**WORK ORDER A:**
Reproduce the drug-test kit article word for word from "A startling revelation" to "actively target schools.".
**WORK ORDER B:**
Using the drug-test kit article, mark each statement yes or no, and quote the words that settle it: (i) The kit needs a hair sample to work. (ii) Marketing and Consulting holds exclusive distribution rights for the product in South Africa. (iii) Hutton says dealers actively target schools.
**WORK ORDER C:**
In the drug-test kit article, which two drugs does Hutton say are being crudely mixed to make cheap fixes?

**TEXT BLOCK:**
• • • • •

A NEW drug detection kit that does not require a hair sample or bodily fluids to test whether a person is using illegal substances is now available in South Africa.
The general manager of Marketing and Consulting, which has obtained exclusive rights to distribute the product in South Africa, Russel Hutton, said the IDenta Touch&Know kit is ideal for use by concerned parents, teachers and companies who are reluctant to directly approach a suspected drug user.
A startling revelation made by a study from the South African National Council on alcoholism and Drug Dependence (Sanca) showed that drug abusers in South Africa were also becoming younger and the number of peoplen being treated in the 14-17 age group had increased by 3% to 22%, adding “it is alarming to note that 3% of clients were 13 years and younger”.
Hutton said: “The kit tests the drug, not the person. It is non-confrontational and non-invasive. Children are being indiscriminately lured into taking drugs by dealers who actively target schools.
“New types of designer drugs are appearing at an alarming rate and drugs like whoonga and nyaope are being crudely mixed to make cheap fixes for desperate addicts. The consequences are disastrous, often ending in death.”

• • • • •

**RECORDS SHOWN:**
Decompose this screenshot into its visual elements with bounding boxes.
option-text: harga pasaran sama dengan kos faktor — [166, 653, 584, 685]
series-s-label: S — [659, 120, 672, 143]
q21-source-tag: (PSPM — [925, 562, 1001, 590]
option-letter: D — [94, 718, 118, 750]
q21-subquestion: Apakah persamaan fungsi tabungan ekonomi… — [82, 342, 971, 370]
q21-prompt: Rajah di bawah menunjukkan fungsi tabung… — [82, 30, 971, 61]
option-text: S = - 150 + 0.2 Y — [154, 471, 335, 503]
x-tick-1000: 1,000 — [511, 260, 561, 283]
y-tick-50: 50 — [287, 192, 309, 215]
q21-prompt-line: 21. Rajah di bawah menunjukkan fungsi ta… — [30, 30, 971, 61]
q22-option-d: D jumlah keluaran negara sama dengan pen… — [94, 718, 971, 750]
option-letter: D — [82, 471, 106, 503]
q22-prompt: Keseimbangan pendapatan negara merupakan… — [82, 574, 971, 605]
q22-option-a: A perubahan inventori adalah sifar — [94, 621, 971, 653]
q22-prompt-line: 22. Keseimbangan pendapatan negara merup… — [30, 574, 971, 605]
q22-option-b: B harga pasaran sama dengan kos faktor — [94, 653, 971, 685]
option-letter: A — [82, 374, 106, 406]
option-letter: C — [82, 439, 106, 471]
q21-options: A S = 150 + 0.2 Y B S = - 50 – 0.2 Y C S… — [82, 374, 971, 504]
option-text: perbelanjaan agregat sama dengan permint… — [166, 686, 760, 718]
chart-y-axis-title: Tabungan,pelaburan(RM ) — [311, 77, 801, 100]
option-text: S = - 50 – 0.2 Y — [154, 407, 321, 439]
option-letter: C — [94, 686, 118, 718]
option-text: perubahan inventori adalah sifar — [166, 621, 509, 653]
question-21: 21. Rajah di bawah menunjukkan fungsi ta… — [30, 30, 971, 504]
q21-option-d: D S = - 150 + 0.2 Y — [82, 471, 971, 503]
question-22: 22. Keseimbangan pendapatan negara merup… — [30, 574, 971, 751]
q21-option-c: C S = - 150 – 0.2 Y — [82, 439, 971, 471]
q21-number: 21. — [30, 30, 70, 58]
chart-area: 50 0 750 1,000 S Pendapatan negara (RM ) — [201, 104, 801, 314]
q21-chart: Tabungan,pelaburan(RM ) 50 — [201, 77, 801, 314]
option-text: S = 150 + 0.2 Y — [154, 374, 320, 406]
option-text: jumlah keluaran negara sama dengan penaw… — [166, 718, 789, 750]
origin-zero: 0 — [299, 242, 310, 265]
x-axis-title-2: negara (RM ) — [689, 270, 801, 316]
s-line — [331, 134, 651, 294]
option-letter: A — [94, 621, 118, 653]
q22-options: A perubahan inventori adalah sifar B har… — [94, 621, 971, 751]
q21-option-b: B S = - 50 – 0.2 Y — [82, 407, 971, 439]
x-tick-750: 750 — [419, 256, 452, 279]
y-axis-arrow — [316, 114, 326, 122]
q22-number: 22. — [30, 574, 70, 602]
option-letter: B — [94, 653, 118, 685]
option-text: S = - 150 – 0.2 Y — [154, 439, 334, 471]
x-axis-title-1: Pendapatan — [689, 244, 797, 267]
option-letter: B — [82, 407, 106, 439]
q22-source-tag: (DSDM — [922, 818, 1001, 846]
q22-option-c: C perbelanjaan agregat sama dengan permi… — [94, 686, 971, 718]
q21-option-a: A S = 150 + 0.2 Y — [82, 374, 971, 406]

• • • • •

**ANSWER AREA A:**
A startling revelation made by a study from the South African National Council on alcoholism and Drug Dependence (Sanca) showed that drug abusers in South Africa were also becoming younger and the number of peoplen being treated in the 14-17 age group had increased by 3% to 22%, adding “it is alarming to note that 3% of clients were 13 years and younger”.
Hutton said: “The kit tests the drug, not the person. It is non-confrontational and non-invasive. Children are being indiscriminately lured into taking drugs by dealers who actively target schools.

**ANSWER AREA B:**
(i) No: "does not require a hair sample or bodily fluids"
(ii) Yes: "has obtained exclusive rights to distribute the product in South Africa"
(iii) Yes: "dealers who actively target schools"

**ANSWER AREA C:**
Whoonga and nyaope.